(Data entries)
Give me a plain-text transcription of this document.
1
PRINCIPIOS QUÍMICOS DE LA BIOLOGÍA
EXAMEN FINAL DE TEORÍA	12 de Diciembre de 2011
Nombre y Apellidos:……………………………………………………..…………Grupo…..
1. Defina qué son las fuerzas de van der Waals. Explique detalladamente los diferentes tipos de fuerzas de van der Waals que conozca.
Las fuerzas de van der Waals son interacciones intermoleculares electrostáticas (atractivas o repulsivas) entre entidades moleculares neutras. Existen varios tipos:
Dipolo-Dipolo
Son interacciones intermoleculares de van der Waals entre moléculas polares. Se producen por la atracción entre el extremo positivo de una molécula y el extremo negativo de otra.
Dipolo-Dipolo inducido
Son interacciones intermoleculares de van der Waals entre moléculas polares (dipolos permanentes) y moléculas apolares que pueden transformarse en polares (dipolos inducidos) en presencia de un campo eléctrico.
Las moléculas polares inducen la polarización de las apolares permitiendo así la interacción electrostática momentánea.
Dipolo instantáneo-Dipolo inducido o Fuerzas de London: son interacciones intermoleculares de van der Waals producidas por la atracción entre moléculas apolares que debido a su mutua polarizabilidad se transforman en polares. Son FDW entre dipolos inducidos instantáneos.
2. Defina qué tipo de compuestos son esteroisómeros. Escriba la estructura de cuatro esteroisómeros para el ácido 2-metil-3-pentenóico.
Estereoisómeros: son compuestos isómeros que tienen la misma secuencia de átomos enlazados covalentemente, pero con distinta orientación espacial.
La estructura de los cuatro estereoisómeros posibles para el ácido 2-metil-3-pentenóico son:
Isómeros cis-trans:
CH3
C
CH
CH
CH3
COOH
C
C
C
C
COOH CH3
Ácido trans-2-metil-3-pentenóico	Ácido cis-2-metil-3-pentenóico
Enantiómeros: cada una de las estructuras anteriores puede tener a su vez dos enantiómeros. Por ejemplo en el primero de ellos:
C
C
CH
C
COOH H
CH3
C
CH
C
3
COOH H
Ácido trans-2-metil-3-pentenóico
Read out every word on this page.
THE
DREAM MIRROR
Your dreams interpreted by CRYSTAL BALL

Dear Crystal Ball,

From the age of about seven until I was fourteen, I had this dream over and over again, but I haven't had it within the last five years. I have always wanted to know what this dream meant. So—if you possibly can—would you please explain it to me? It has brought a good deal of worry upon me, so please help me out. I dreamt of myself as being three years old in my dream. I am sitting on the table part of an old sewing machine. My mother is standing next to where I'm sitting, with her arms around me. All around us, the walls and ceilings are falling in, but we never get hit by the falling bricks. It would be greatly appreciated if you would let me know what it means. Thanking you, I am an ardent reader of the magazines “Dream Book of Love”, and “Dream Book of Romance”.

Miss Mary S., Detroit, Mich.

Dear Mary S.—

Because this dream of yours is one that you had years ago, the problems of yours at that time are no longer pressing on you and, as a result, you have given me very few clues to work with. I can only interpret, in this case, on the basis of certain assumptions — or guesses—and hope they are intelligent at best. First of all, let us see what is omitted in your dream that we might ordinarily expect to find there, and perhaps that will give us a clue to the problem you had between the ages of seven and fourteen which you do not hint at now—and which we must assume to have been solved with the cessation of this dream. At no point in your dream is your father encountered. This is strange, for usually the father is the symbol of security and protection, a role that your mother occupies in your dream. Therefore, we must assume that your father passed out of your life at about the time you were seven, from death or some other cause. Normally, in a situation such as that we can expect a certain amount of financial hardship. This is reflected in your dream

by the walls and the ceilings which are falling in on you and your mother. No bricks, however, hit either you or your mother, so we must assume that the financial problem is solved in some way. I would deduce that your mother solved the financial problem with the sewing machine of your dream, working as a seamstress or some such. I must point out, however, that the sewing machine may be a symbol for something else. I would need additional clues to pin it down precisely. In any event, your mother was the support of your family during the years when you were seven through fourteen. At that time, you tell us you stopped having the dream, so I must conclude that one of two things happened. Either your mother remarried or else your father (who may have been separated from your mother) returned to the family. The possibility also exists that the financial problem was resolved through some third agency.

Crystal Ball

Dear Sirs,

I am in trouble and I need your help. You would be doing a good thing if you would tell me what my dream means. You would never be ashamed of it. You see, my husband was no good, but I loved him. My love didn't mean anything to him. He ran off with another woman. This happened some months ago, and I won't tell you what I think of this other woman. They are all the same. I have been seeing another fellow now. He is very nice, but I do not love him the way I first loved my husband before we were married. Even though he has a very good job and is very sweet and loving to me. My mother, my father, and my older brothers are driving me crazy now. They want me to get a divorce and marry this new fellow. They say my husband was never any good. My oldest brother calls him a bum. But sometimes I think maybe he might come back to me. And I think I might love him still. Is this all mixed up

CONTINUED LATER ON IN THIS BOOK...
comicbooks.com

■ Set exercise ■
Each line of the material must be restated exactly.

■ Result ■
Give me a plain-text transcription of this document.
1
PRINCIPIOS QUÍMICOS DE LA BIOLOGÍA
EXAMEN FINAL DE TEORÍA	12 de Diciembre de 2011
Nombre y Apellidos:……………………………………………………..…………Grupo…..
1. Defina qué son las fuerzas de van der Waals. Explique detalladamente los diferentes tipos de fuerzas de van der Waals que conozca.
Las fuerzas de van der Waals son interacciones intermoleculares electrostáticas (atractivas o repulsivas) entre entidades moleculares neutras. Existen varios tipos:
Dipolo-Dipolo
Son interacciones intermoleculares de van der Waals entre moléculas polares. Se producen por la atracción entre el extremo positivo de una molécula y el extremo negativo de otra.
Dipolo-Dipolo inducido
Son interacciones intermoleculares de van der Waals entre moléculas polares (dipolos permanentes) y moléculas apolares que pueden transformarse en polares (dipolos inducidos) en presencia de un campo eléctrico.
Las moléculas polares inducen la polarización de las apolares permitiendo así la interacción electrostática momentánea.
Dipolo instantáneo-Dipolo inducido o Fuerzas de London: son interacciones intermoleculares de van der Waals producidas por la atracción entre moléculas apolares que debido a su mutua polarizabilidad se transforman en polares. Son FDW entre dipolos inducidos instantáneos.
2. Defina qué tipo de compuestos son esteroisómeros. Escriba la estructura de cuatro esteroisómeros para el ácido 2-metil-3-pentenóico.
Estereoisómeros: son compuestos isómeros que tienen la misma secuencia de átomos enlazados covalentemente, pero con distinta orientación espacial.
La estructura de los cuatro estereoisómeros posibles para el ácido 2-metil-3-pentenóico son:
Isómeros cis-trans:
CH3
C
CH
CH
CH3
COOH
C
C
C
C
COOH CH3
Ácido trans-2-metil-3-pentenóico	Ácido cis-2-metil-3-pentenóico
Enantiómeros: cada una de las estructuras anteriores puede tener a su vez dos enantiómeros. Por ejemplo en el primero de ellos:
C
C
CH
C
COOH H
CH3
C
CH
C
3
COOH H
Ácido trans-2-metil-3-pentenóico
Read out every word on this page.
THE
DREAM MIRROR
Your dreams interpreted by CRYSTAL BALL

Dear Crystal Ball,

From the age of about seven until I was fourteen, I had this dream over and over again, but I haven't had it within the last five years. I have always wanted to know what this dream meant. So—if you possibly can—would you please explain it to me? It has brought a good deal of worry upon me, so please help me out. I dreamt of myself as being three years old in my dream. I am sitting on the table part of an old sewing machine. My mother is standing next to where I'm sitting, with her arms around me. All around us, the walls and ceilings are falling in, but we never get hit by the falling bricks. It would be greatly appreciated if you would let me know what it means. Thanking you, I am an ardent reader of the magazines “Dream Book of Love”, and “Dream Book of Romance”.

Miss Mary S., Detroit, Mich.

Dear Mary S.—

Because this dream of yours is one that you had years ago, the problems of yours at that time are no longer pressing on you and, as a result, you have given me very few clues to work with. I can only interpret, in this case, on the basis of certain assumptions — or guesses—and hope they are intelligent at best. First of all, let us see what is omitted in your dream that we might ordinarily expect to find there, and perhaps that will give us a clue to the problem you had between the ages of seven and fourteen which you do not hint at now—and which we must assume to have been solved with the cessation of this dream. At no point in your dream is your father encountered. This is strange, for usually the father is the symbol of security and protection, a role that your mother occupies in your dream. Therefore, we must assume that your father passed out of your life at about the time you were seven, from death or some other cause. Normally, in a situation such as that we can expect a certain amount of financial hardship. This is reflected in your dream

by the walls and the ceilings which are falling in on you and your mother. No bricks, however, hit either you or your mother, so we must assume that the financial problem is solved in some way. I would deduce that your mother solved the financial problem with the sewing machine of your dream, working as a seamstress or some such. I must point out, however, that the sewing machine may be a symbol for something else. I would need additional clues to pin it down precisely. In any event, your mother was the support of your family during the years when you were seven through fourteen. At that time, you tell us you stopped having the dream, so I must conclude that one of two things happened. Either your mother remarried or else your father (who may have been separated from your mother) returned to the family. The possibility also exists that the financial problem was resolved through some third agency.

Crystal Ball

Dear Sirs,

I am in trouble and I need your help. You would be doing a good thing if you would tell me what my dream means. You would never be ashamed of it. You see, my husband was no good, but I loved him. My love didn't mean anything to him. He ran off with another woman. This happened some months ago, and I won't tell you what I think of this other woman. They are all the same. I have been seeing another fellow now. He is very nice, but I do not love him the way I first loved my husband before we were married. Even though he has a very good job and is very sweet and loving to me. My mother, my father, and my older brothers are driving me crazy now. They want me to get a divorce and marry this new fellow. They say my husband was never any good. My oldest brother calls him a bum. But sometimes I think maybe he might come back to me. And I think I might love him still. Is this all mixed up

CONTINUED LATER ON IN THIS BOOK...
comicbooks.com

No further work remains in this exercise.